EXERCISE TASK: Write out the data below exactly as given, without any of its pictures.

DATA PROVIDED:
^^^^
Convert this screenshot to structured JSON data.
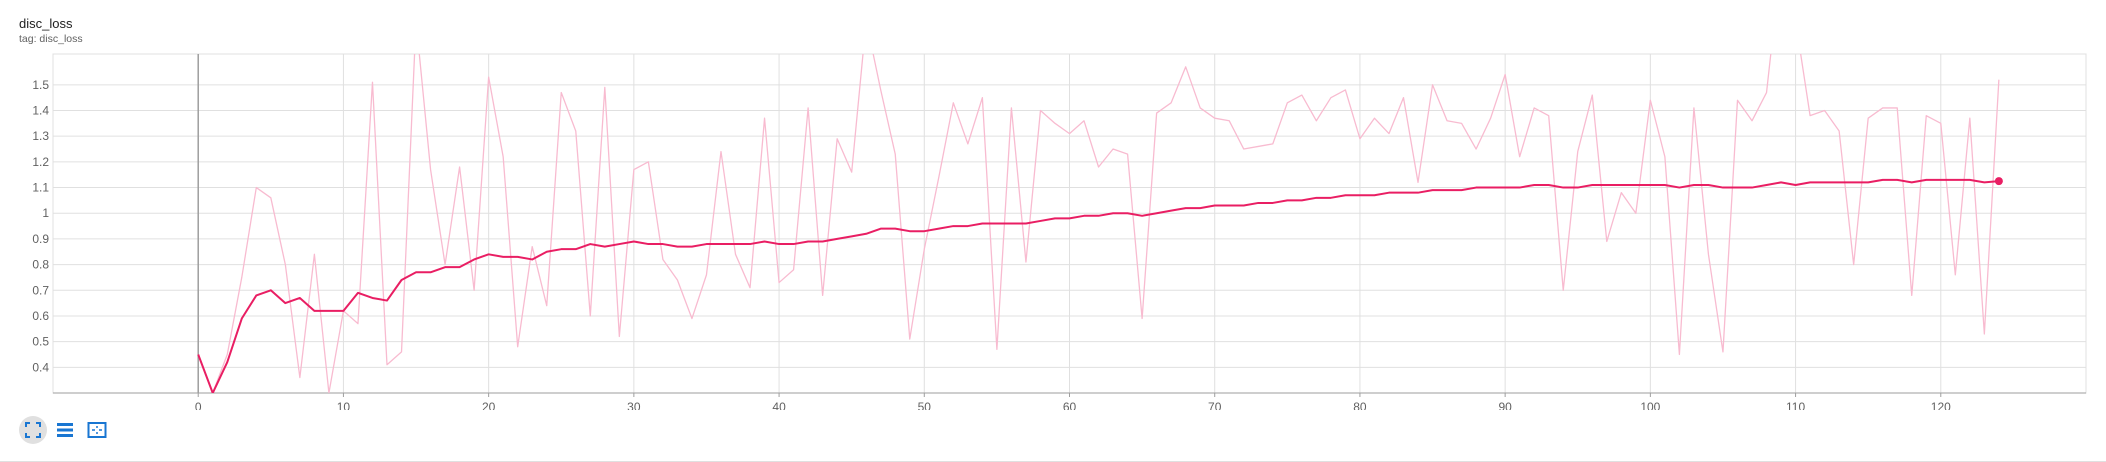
{
  "header": {
    "title": "disc_loss",
    "tag": "tag: disc_loss"
  },
  "toolbar": {
    "icons": [
      "fit-to-domain-icon",
      "toggle-log-icon",
      "toggle-selection-icon"
    ]
  },
  "colors": {
    "smoothed": "#e91e63",
    "raw": "#f8bbd0",
    "grid": "#e0e0e0",
    "axis": "#9e9e9e"
  },
  "chart_data": {
    "type": "line",
    "xlim": [
      -10,
      130
    ],
    "ylim": [
      0.3,
      1.62
    ],
    "x_ticks": [
      0,
      10,
      20,
      30,
      40,
      50,
      60,
      70,
      80,
      90,
      100,
      110,
      120
    ],
    "y_ticks": [
      0.4,
      0.5,
      0.6,
      0.7,
      0.8,
      0.9,
      1,
      1.1,
      1.2,
      1.3,
      1.4,
      1.5
    ],
    "y_tick_labels": [
      "0.4",
      "0.5",
      "0.6",
      "0.7",
      "0.8",
      "0.9",
      "1",
      "1.1",
      "1.2",
      "1.3",
      "1.4",
      "1.5"
    ],
    "grid": true,
    "x_start": 0,
    "x_step": 1,
    "series": [
      {
        "role": "raw",
        "values": [
          0.45,
          0.3,
          0.45,
          0.75,
          1.1,
          1.06,
          0.8,
          0.36,
          0.84,
          0.3,
          0.62,
          0.57,
          1.51,
          0.41,
          0.46,
          1.75,
          1.17,
          0.8,
          1.18,
          0.7,
          1.53,
          1.22,
          0.48,
          0.87,
          0.64,
          1.47,
          1.32,
          0.6,
          1.49,
          0.52,
          1.17,
          1.2,
          0.82,
          0.74,
          0.59,
          0.76,
          1.24,
          0.84,
          0.71,
          1.37,
          0.73,
          0.78,
          1.41,
          0.68,
          1.29,
          1.16,
          1.75,
          1.48,
          1.23,
          0.51,
          0.86,
          1.14,
          1.43,
          1.27,
          1.45,
          0.47,
          1.41,
          0.81,
          1.4,
          1.35,
          1.31,
          1.36,
          1.18,
          1.25,
          1.23,
          0.59,
          1.39,
          1.43,
          1.57,
          1.41,
          1.37,
          1.36,
          1.25,
          1.26,
          1.27,
          1.43,
          1.46,
          1.36,
          1.45,
          1.48,
          1.29,
          1.37,
          1.31,
          1.45,
          1.12,
          1.5,
          1.36,
          1.35,
          1.25,
          1.37,
          1.54,
          1.22,
          1.41,
          1.38,
          0.7,
          1.24,
          1.46,
          0.89,
          1.08,
          1.0,
          1.44,
          1.22,
          0.45,
          1.41,
          0.84,
          0.46,
          1.44,
          1.36,
          1.47,
          1.98,
          1.75,
          1.38,
          1.4,
          1.32,
          0.8,
          1.37,
          1.41,
          1.41,
          0.68,
          1.38,
          1.35,
          0.76,
          1.37,
          0.53,
          1.52
        ]
      },
      {
        "role": "smoothed",
        "values": [
          0.45,
          0.3,
          0.42,
          0.59,
          0.68,
          0.7,
          0.65,
          0.67,
          0.62,
          0.62,
          0.62,
          0.69,
          0.67,
          0.66,
          0.74,
          0.77,
          0.77,
          0.79,
          0.79,
          0.82,
          0.84,
          0.83,
          0.83,
          0.82,
          0.85,
          0.86,
          0.86,
          0.88,
          0.87,
          0.88,
          0.89,
          0.88,
          0.88,
          0.87,
          0.87,
          0.88,
          0.88,
          0.88,
          0.88,
          0.89,
          0.88,
          0.88,
          0.89,
          0.89,
          0.9,
          0.91,
          0.92,
          0.94,
          0.94,
          0.93,
          0.93,
          0.94,
          0.95,
          0.95,
          0.96,
          0.96,
          0.96,
          0.96,
          0.97,
          0.98,
          0.98,
          0.99,
          0.99,
          1.0,
          1.0,
          0.99,
          1.0,
          1.01,
          1.02,
          1.02,
          1.03,
          1.03,
          1.03,
          1.04,
          1.04,
          1.05,
          1.05,
          1.06,
          1.06,
          1.07,
          1.07,
          1.07,
          1.08,
          1.08,
          1.08,
          1.09,
          1.09,
          1.09,
          1.1,
          1.1,
          1.1,
          1.1,
          1.11,
          1.11,
          1.1,
          1.1,
          1.11,
          1.11,
          1.11,
          1.11,
          1.11,
          1.11,
          1.1,
          1.11,
          1.11,
          1.1,
          1.1,
          1.1,
          1.11,
          1.12,
          1.11,
          1.12,
          1.12,
          1.12,
          1.12,
          1.12,
          1.13,
          1.13,
          1.12,
          1.13,
          1.13,
          1.13,
          1.13,
          1.12,
          1.125
        ]
      }
    ]
  }
}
^^^^
OUTPUT OF THE TASK:
Convert this screenshot to structured JSON data.
{
  "header": {
    "title": "disc_loss",
    "tag": "tag: disc_loss"
  },
  "toolbar": {
    "icons": [
      "fit-to-domain-icon",
      "toggle-log-icon",
      "toggle-selection-icon"
    ]
  },
  "colors": {
    "smoothed": "#e91e63",
    "raw": "#f8bbd0",
    "grid": "#e0e0e0",
    "axis": "#9e9e9e"
  },
  "chart_data": {
    "type": "line",
    "xlim": [
      -10,
      130
    ],
    "ylim": [
      0.3,
      1.62
    ],
    "x_ticks": [
      0,
      10,
      20,
      30,
      40,
      50,
      60,
      70,
      80,
      90,
      100,
      110,
      120
    ],
    "y_ticks": [
      0.4,
      0.5,
      0.6,
      0.7,
      0.8,
      0.9,
      1,
      1.1,
      1.2,
      1.3,
      1.4,
      1.5
    ],
    "y_tick_labels": [
      "0.4",
      "0.5",
      "0.6",
      "0.7",
      "0.8",
      "0.9",
      "1",
      "1.1",
      "1.2",
      "1.3",
      "1.4",
      "1.5"
    ],
    "grid": true,
    "x_start": 0,
    "x_step": 1,
    "series": [
      {
        "role": "raw",
        "values": [
          0.45,
          0.3,
          0.45,
          0.75,
          1.1,
          1.06,
          0.8,
          0.36,
          0.84,
          0.3,
          0.62,
          0.57,
          1.51,
          0.41,
          0.46,
          1.75,
          1.17,
          0.8,
          1.18,
          0.7,
          1.53,
          1.22,
          0.48,
          0.87,
          0.64,
          1.47,
          1.32,
          0.6,
          1.49,
          0.52,
          1.17,
          1.2,
          0.82,
          0.74,
          0.59,
          0.76,
          1.24,
          0.84,
          0.71,
          1.37,
          0.73,
          0.78,
          1.41,
          0.68,
          1.29,
          1.16,
          1.75,
          1.48,
          1.23,
          0.51,
          0.86,
          1.14,
          1.43,
          1.27,
          1.45,
          0.47,
          1.41,
          0.81,
          1.4,
          1.35,
          1.31,
          1.36,
          1.18,
          1.25,
          1.23,
          0.59,
          1.39,
          1.43,
          1.57,
          1.41,
          1.37,
          1.36,
          1.25,
          1.26,
          1.27,
          1.43,
          1.46,
          1.36,
          1.45,
          1.48,
          1.29,
          1.37,
          1.31,
          1.45,
          1.12,
          1.5,
          1.36,
          1.35,
          1.25,
          1.37,
          1.54,
          1.22,
          1.41,
          1.38,
          0.7,
          1.24,
          1.46,
          0.89,
          1.08,
          1.0,
          1.44,
          1.22,
          0.45,
          1.41,
          0.84,
          0.46,
          1.44,
          1.36,
          1.47,
          1.98,
          1.75,
          1.38,
          1.4,
          1.32,
          0.8,
          1.37,
          1.41,
          1.41,
          0.68,
          1.38,
          1.35,
          0.76,
          1.37,
          0.53,
          1.52
        ]
      },
      {
        "role": "smoothed",
        "values": [
          0.45,
          0.3,
          0.42,
          0.59,
          0.68,
          0.7,
          0.65,
          0.67,
          0.62,
          0.62,
          0.62,
          0.69,
          0.67,
          0.66,
          0.74,
          0.77,
          0.77,
          0.79,
          0.79,
          0.82,
          0.84,
          0.83,
          0.83,
          0.82,
          0.85,
          0.86,
          0.86,
          0.88,
          0.87,
          0.88,
          0.89,
          0.88,
          0.88,
          0.87,
          0.87,
          0.88,
          0.88,
          0.88,
          0.88,
          0.89,
          0.88,
          0.88,
          0.89,
          0.89,
          0.9,
          0.91,
          0.92,
          0.94,
          0.94,
          0.93,
          0.93,
          0.94,
          0.95,
          0.95,
          0.96,
          0.96,
          0.96,
          0.96,
          0.97,
          0.98,
          0.98,
          0.99,
          0.99,
          1.0,
          1.0,
          0.99,
          1.0,
          1.01,
          1.02,
          1.02,
          1.03,
          1.03,
          1.03,
          1.04,
          1.04,
          1.05,
          1.05,
          1.06,
          1.06,
          1.07,
          1.07,
          1.07,
          1.08,
          1.08,
          1.08,
          1.09,
          1.09,
          1.09,
          1.1,
          1.1,
          1.1,
          1.1,
          1.11,
          1.11,
          1.1,
          1.1,
          1.11,
          1.11,
          1.11,
          1.11,
          1.11,
          1.11,
          1.1,
          1.11,
          1.11,
          1.1,
          1.1,
          1.1,
          1.11,
          1.12,
          1.11,
          1.12,
          1.12,
          1.12,
          1.12,
          1.12,
          1.13,
          1.13,
          1.12,
          1.13,
          1.13,
          1.13,
          1.13,
          1.12,
          1.125
        ]
      }
    ]
  }
}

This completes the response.